Data provided:
——————

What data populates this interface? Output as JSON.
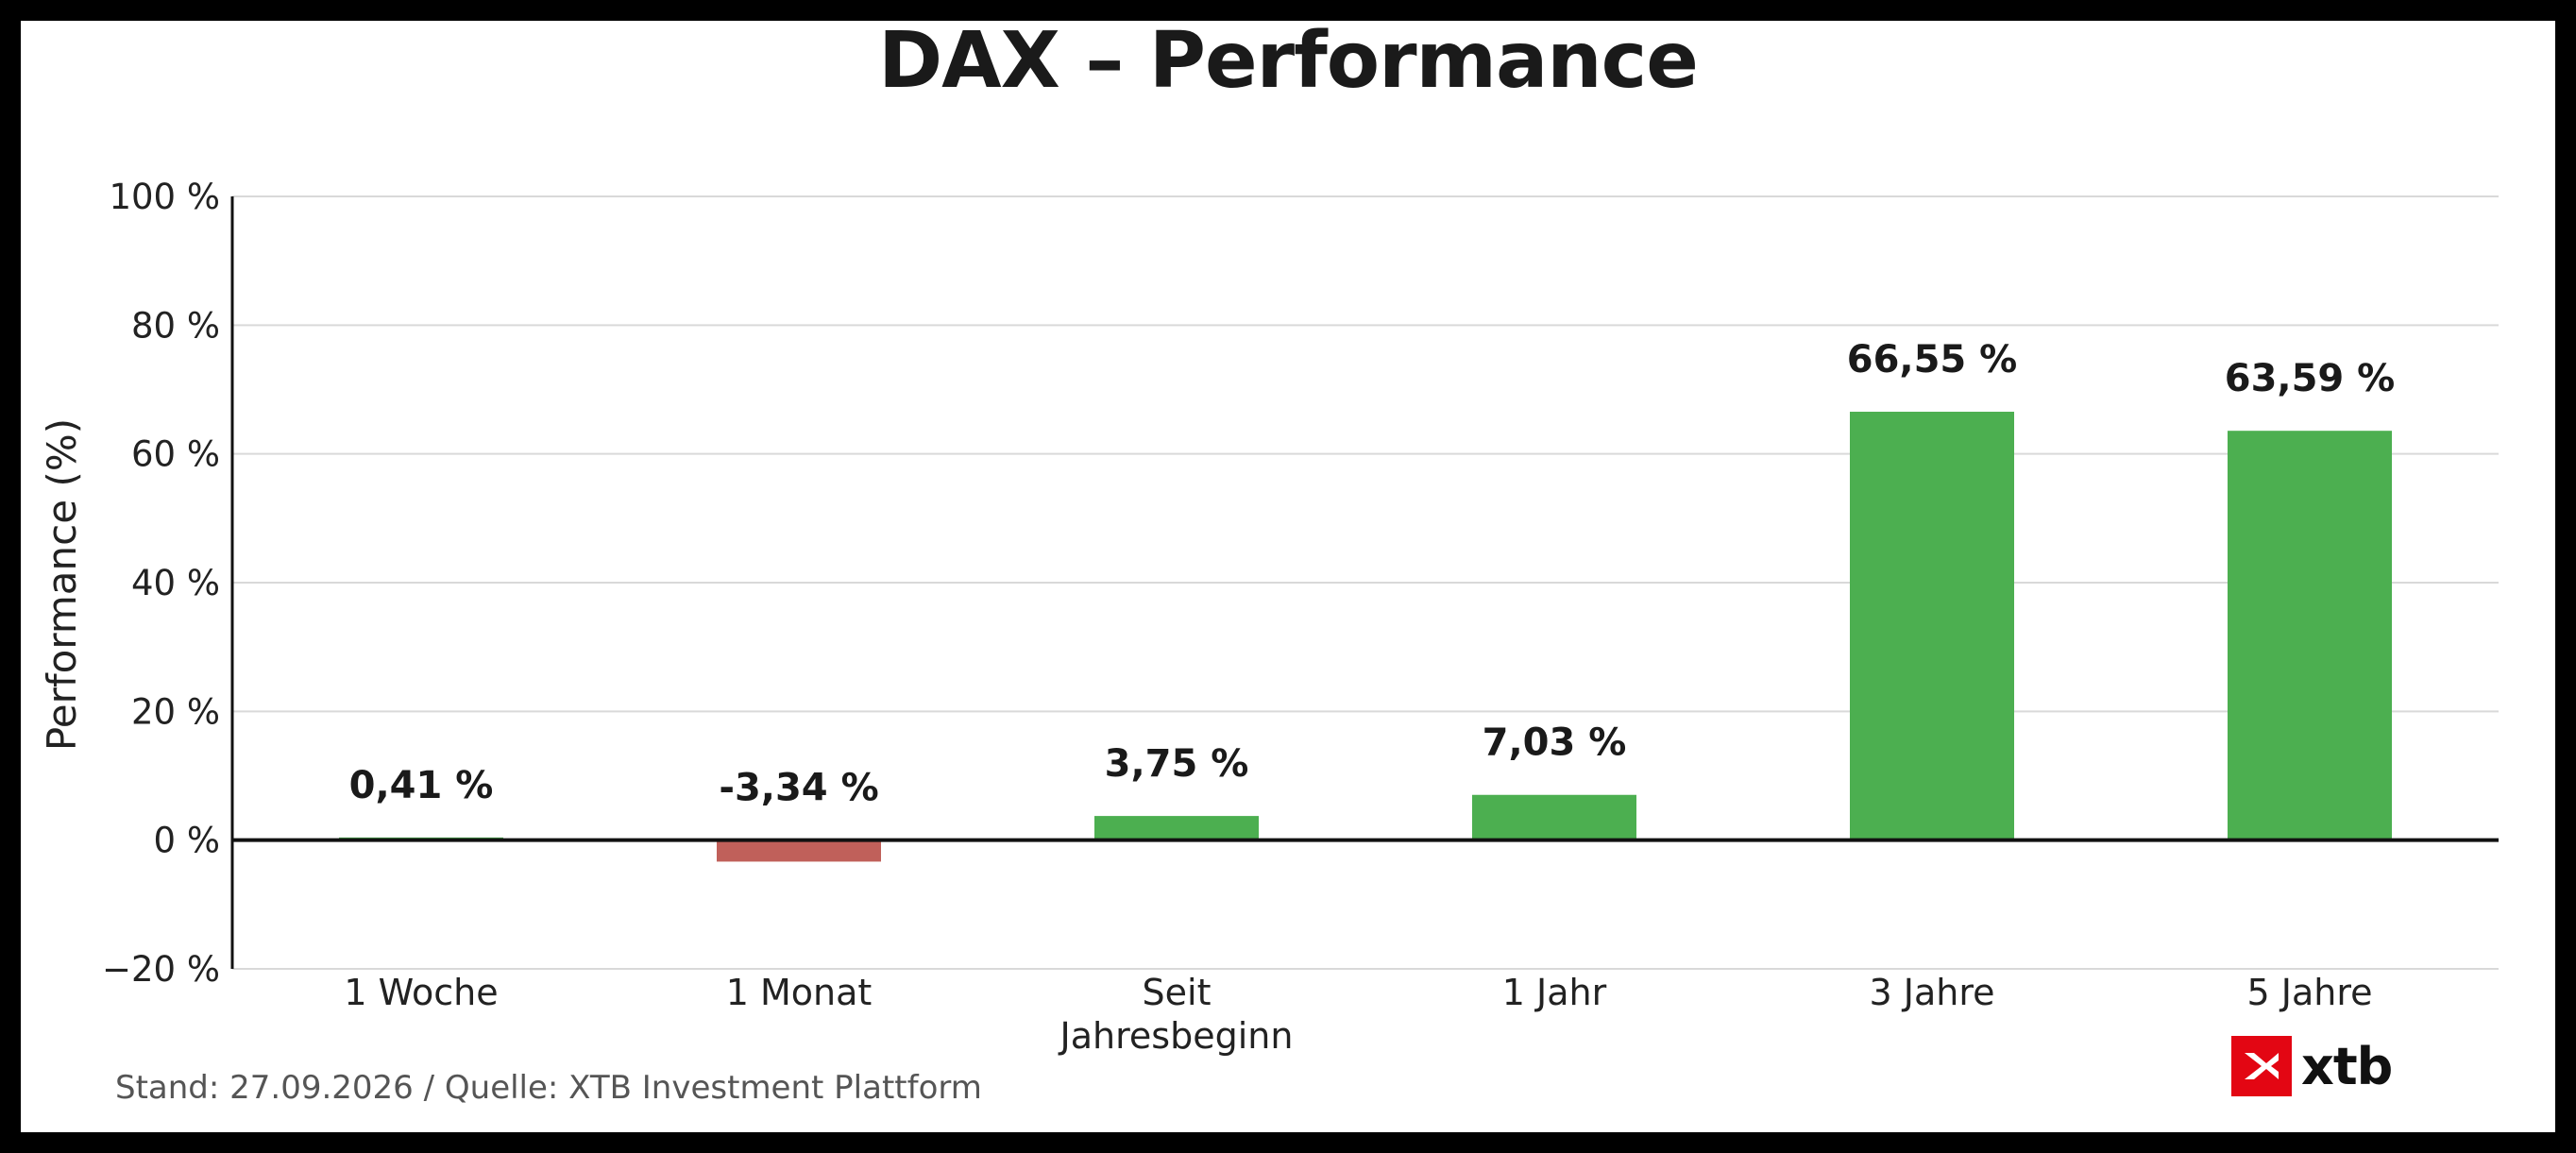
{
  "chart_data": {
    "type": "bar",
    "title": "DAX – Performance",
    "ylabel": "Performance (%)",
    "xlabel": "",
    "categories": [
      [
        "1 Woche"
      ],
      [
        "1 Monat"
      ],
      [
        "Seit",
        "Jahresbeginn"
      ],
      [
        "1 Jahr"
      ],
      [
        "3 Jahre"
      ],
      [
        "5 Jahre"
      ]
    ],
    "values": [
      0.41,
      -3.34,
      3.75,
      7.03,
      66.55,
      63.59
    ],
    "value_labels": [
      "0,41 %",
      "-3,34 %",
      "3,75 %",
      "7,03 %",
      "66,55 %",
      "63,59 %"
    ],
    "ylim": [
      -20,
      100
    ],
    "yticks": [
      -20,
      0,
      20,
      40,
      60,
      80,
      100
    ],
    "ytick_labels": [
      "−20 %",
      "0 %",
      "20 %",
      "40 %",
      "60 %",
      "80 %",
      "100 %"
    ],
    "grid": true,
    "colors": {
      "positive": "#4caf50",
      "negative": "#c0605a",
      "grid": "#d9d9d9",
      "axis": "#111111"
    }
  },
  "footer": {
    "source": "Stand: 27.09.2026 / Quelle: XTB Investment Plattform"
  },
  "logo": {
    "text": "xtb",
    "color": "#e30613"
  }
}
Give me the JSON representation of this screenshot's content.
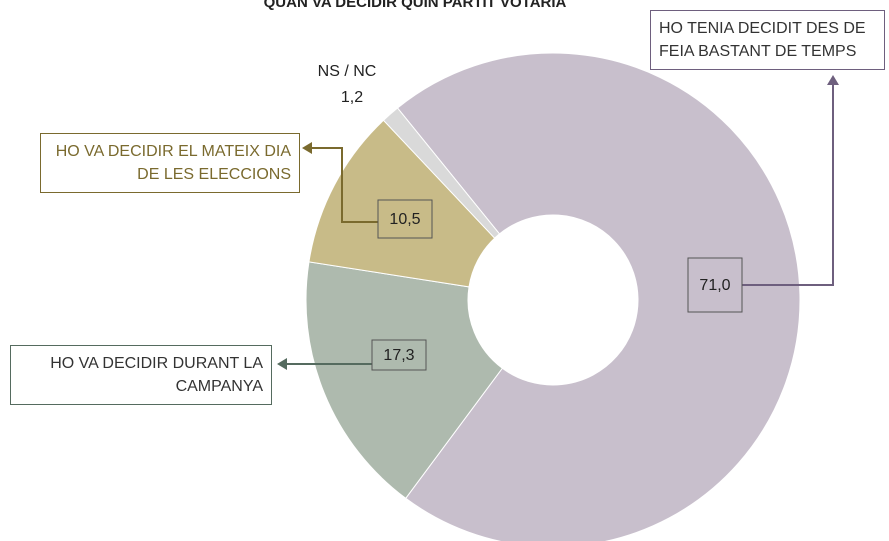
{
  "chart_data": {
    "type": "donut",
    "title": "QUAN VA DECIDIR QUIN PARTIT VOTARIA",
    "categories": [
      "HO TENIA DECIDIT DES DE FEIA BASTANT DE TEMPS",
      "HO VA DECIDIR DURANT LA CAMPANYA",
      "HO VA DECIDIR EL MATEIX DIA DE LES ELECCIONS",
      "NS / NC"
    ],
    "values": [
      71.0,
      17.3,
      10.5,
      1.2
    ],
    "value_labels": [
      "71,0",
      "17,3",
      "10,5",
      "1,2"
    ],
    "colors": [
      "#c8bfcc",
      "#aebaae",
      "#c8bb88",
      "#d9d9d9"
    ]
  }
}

——————

What is being asked: Every record above should come back exactly, but without its pictures.

Completed exercise:
What data populates this interface? Output as JSON.
{
  "chart_data": {
    "type": "bar",
    "title": "DAX – Performance",
    "ylabel": "Performance (%)",
    "xlabel": "",
    "categories": [
      [
        "1 Woche"
      ],
      [
        "1 Monat"
      ],
      [
        "Seit",
        "Jahresbeginn"
      ],
      [
        "1 Jahr"
      ],
      [
        "3 Jahre"
      ],
      [
        "5 Jahre"
      ]
    ],
    "values": [
      0.41,
      -3.34,
      3.75,
      7.03,
      66.55,
      63.59
    ],
    "value_labels": [
      "0,41 %",
      "-3,34 %",
      "3,75 %",
      "7,03 %",
      "66,55 %",
      "63,59 %"
    ],
    "ylim": [
      -20,
      100
    ],
    "yticks": [
      -20,
      0,
      20,
      40,
      60,
      80,
      100
    ],
    "ytick_labels": [
      "−20 %",
      "0 %",
      "20 %",
      "40 %",
      "60 %",
      "80 %",
      "100 %"
    ],
    "grid": true,
    "colors": {
      "positive": "#4caf50",
      "negative": "#c0605a",
      "grid": "#d9d9d9",
      "axis": "#111111"
    }
  },
  "footer": {
    "source": "Stand: 27.09.2026 / Quelle: XTB Investment Plattform"
  },
  "logo": {
    "text": "xtb",
    "color": "#e30613"
  }
}
Give me the JSON representation of this screenshot's content.
{
  "chart_data": {
    "type": "donut",
    "title": "QUAN VA DECIDIR QUIN PARTIT VOTARIA",
    "categories": [
      "HO TENIA DECIDIT DES DE FEIA BASTANT DE TEMPS",
      "HO VA DECIDIR DURANT LA CAMPANYA",
      "HO VA DECIDIR EL MATEIX DIA DE LES ELECCIONS",
      "NS / NC"
    ],
    "values": [
      71.0,
      17.3,
      10.5,
      1.2
    ],
    "value_labels": [
      "71,0",
      "17,3",
      "10,5",
      "1,2"
    ],
    "colors": [
      "#c8bfcc",
      "#aebaae",
      "#c8bb88",
      "#d9d9d9"
    ]
  }
}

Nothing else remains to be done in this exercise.